> [Provided records]:
########

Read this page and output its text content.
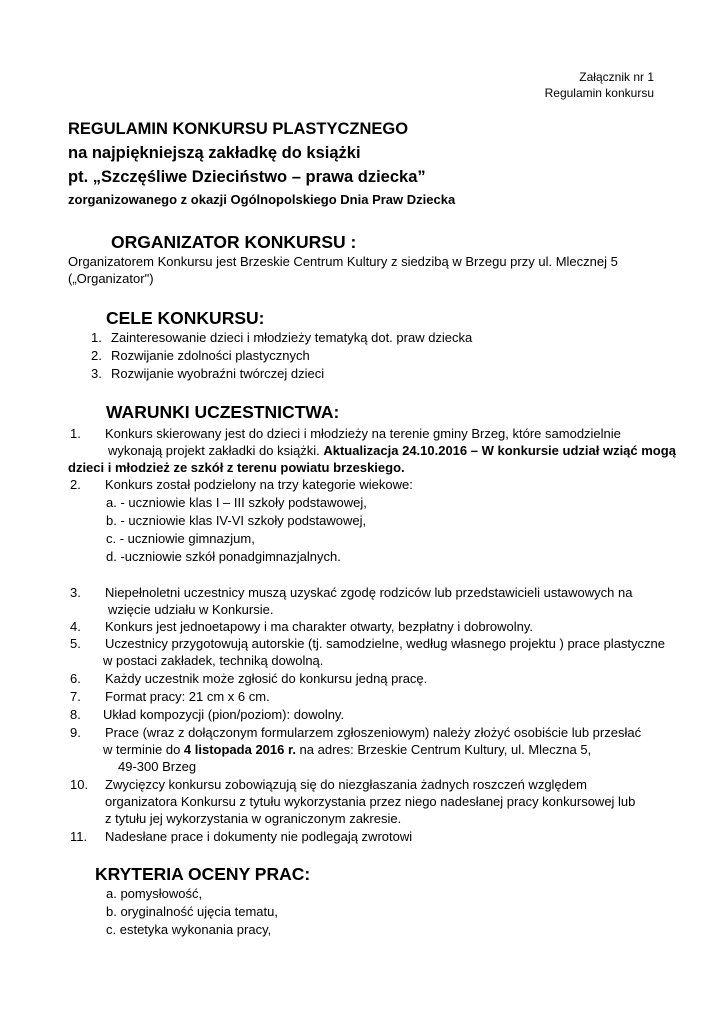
Załącznik nr 1
Regulamin konkursu
REGULAMIN KONKURSU PLASTYCZNEGO
na najpiękniejszą zakładkę do książki
pt. „Szczęśliwe Dzieciństwo – prawa dziecka”
zorganizowanego z okazji Ogólnopolskiego Dnia Praw Dziecka
ORGANIZATOR KONKURSU :
Organizatorem Konkursu jest Brzeskie Centrum Kultury z siedzibą w Brzegu przy ul. Mlecznej 5
(„Organizator")
CELE KONKURSU:
1. Zainteresowanie dzieci i młodzieży tematyką dot. praw dziecka
2. Rozwijanie zdolności plastycznych
3. Rozwijanie wyobraźni twórczej dzieci
WARUNKI UCZESTNICTWA:
1. Konkurs skierowany jest do dzieci i młodzieży na terenie gminy Brzeg, które samodzielnie
wykonają projekt zakładki do książki. Aktualizacja 24.10.2016 – W konkursie udział wziąć mogą
dzieci i młodzież ze szkół z terenu powiatu brzeskiego.
2. Konkurs został podzielony na trzy kategorie wiekowe:
a. - uczniowie klas I – III szkoły podstawowej,
b. - uczniowie klas IV-VI szkoły podstawowej,
c. - uczniowie gimnazjum,
d. -uczniowie szkół ponadgimnazjalnych.
3. Niepełnoletni uczestnicy muszą uzyskać zgodę rodziców lub przedstawicieli ustawowych na
wzięcie udziału w Konkursie.
4. Konkurs jest jednoetapowy i ma charakter otwarty, bezpłatny i dobrowolny.
5. Uczestnicy przygotowują autorskie (tj. samodzielne, według własnego projektu ) prace plastyczne
w postaci zakładek, techniką dowolną.
6. Każdy uczestnik może zgłosić do konkursu jedną pracę.
7. Format pracy: 21 cm x 6 cm.
8. Układ kompozycji (pion/poziom): dowolny.
9. Prace (wraz z dołączonym formularzem zgłoszeniowym) należy złożyć osobiście lub przesłać
w terminie do 4 listopada 2016 r. na adres: Brzeskie Centrum Kultury, ul. Mleczna 5,
49-300 Brzeg
10. Zwycięzcy konkursu zobowiązują się do niezgłaszania żadnych roszczeń względem
organizatora Konkursu z tytułu wykorzystania przez niego nadesłanej pracy konkursowej lub
z tytułu jej wykorzystania w ograniczonym zakresie.
11. Nadesłane prace i dokumenty nie podlegają zwrotowi
KRYTERIA OCENY PRAC:
a. pomysłowość,
b. oryginalność ujęcia tematu,
c. estetyka wykonania pracy,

########

> [Requirements]:
How many of the lines above hold "szkół"? Answer with only the number.

> [Reply]:
2